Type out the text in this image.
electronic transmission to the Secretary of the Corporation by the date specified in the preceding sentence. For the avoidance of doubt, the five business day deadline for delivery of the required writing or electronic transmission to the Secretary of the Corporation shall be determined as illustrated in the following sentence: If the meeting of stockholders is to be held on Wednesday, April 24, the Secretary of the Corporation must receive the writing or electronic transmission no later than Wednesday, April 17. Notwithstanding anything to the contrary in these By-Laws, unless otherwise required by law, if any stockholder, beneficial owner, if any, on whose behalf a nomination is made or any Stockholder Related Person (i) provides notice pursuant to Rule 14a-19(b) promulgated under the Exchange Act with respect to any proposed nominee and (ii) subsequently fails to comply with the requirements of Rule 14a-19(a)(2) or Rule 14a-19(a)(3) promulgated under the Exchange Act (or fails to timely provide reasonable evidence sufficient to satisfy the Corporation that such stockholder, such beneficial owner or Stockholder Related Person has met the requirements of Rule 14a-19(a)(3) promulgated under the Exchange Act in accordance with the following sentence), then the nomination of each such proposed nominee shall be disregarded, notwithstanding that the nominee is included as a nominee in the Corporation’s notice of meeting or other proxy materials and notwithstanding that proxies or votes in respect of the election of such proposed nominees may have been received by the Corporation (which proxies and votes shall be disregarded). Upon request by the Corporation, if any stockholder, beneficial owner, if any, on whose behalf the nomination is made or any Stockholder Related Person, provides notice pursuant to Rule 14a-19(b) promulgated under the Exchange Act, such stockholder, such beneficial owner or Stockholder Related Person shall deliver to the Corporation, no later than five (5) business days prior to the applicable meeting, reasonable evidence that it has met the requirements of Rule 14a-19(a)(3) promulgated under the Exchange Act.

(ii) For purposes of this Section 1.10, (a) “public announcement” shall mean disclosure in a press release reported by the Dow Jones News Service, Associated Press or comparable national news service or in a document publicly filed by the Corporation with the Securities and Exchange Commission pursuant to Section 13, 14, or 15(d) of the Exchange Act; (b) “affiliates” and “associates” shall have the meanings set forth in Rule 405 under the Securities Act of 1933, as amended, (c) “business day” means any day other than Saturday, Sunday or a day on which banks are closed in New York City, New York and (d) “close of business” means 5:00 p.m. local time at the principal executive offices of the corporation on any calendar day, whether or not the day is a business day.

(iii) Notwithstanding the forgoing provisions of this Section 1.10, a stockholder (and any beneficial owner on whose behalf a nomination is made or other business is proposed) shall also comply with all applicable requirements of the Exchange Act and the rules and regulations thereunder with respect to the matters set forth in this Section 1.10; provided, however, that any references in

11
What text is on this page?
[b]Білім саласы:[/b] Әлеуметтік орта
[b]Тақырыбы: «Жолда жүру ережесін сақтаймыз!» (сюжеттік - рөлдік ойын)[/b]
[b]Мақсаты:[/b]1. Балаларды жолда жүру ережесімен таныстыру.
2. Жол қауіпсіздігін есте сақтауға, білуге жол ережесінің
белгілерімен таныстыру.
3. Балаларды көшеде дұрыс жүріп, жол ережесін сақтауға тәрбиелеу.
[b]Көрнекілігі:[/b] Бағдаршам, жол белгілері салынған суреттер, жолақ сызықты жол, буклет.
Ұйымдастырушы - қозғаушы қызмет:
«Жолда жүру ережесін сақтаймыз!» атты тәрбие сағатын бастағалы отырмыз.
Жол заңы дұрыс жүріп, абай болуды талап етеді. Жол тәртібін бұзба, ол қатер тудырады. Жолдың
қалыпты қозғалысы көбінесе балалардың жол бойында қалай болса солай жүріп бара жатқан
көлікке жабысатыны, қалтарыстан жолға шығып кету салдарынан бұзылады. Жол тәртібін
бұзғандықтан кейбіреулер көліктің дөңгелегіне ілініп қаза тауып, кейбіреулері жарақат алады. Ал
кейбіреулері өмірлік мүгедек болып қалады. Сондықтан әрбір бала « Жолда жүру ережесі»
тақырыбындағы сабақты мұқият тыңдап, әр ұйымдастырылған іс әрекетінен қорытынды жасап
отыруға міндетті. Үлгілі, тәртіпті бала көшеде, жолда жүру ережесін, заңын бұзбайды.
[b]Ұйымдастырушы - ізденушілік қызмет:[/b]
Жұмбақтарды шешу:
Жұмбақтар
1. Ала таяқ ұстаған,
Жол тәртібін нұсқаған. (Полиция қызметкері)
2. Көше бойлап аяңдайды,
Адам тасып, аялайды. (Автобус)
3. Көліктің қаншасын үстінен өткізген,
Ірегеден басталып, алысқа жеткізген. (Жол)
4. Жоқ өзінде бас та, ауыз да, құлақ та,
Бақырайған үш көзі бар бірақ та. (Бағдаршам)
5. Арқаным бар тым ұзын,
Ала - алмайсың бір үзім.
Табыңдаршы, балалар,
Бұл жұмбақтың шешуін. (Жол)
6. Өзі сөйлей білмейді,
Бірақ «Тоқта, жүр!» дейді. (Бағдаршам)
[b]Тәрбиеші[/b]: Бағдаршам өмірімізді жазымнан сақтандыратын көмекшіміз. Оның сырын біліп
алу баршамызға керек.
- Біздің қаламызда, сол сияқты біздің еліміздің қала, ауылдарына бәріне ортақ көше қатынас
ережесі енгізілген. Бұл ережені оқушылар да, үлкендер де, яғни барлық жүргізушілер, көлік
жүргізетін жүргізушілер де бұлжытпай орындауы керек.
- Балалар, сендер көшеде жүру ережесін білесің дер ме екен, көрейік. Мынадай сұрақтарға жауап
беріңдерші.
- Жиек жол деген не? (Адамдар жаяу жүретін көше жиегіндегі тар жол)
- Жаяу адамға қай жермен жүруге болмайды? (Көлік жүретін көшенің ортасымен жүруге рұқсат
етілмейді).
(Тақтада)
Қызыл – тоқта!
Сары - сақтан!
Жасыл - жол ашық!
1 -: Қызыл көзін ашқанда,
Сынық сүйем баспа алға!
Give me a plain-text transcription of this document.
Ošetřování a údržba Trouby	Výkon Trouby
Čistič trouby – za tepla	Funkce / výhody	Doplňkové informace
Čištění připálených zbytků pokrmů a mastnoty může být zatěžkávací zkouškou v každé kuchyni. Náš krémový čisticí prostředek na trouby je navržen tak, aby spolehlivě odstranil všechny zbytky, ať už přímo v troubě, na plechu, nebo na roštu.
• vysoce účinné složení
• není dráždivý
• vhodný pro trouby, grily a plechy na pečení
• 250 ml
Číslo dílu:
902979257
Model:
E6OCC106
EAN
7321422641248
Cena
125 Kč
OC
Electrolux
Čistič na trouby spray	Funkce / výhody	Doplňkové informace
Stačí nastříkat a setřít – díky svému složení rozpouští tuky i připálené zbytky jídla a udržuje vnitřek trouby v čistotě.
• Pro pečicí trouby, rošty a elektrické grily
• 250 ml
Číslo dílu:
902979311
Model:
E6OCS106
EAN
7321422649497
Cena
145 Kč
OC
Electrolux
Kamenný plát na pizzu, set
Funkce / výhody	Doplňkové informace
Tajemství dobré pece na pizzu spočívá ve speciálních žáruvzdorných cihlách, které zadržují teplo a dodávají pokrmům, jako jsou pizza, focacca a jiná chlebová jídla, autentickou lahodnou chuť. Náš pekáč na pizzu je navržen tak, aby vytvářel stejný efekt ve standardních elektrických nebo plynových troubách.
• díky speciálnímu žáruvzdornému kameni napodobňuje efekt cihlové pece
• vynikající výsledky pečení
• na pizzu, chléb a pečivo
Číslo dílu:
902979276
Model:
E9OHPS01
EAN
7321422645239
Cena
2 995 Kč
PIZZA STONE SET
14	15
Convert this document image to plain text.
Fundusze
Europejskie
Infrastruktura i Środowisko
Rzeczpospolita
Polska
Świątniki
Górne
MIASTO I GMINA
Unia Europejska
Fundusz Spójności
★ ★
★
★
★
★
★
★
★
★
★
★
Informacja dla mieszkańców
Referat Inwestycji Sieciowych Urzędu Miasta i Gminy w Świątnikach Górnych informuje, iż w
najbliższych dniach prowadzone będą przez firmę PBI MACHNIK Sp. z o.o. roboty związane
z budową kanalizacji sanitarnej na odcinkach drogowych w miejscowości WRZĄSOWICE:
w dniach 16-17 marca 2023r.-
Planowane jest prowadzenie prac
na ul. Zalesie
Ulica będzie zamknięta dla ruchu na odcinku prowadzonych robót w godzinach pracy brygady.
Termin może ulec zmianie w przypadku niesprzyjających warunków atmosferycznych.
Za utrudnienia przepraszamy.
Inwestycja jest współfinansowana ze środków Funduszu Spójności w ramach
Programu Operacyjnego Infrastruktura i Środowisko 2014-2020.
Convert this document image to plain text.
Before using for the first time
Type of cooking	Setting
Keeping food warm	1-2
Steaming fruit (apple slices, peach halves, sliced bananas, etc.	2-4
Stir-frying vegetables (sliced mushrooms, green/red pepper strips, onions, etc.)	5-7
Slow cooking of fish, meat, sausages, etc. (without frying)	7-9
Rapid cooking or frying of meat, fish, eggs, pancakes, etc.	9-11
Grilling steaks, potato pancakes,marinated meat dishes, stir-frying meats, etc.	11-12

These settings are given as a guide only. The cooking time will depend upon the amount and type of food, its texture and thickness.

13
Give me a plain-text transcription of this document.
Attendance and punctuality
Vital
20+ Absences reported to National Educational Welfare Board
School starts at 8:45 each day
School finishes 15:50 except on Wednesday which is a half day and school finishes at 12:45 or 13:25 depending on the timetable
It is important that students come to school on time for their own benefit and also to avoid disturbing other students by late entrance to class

++++

**TO DO**
Look through the listing above. Pick out each line with "жүретін" and copy it.

**EXERCISE RESULT**
- Жиек жол деген не? (Адамдар жаяу жүретін көше жиегіндегі тар жол)
- Жаяу адамға қай жермен жүруге болмайды? (Көлік жүретін көшенің ортасымен жүруге рұқсат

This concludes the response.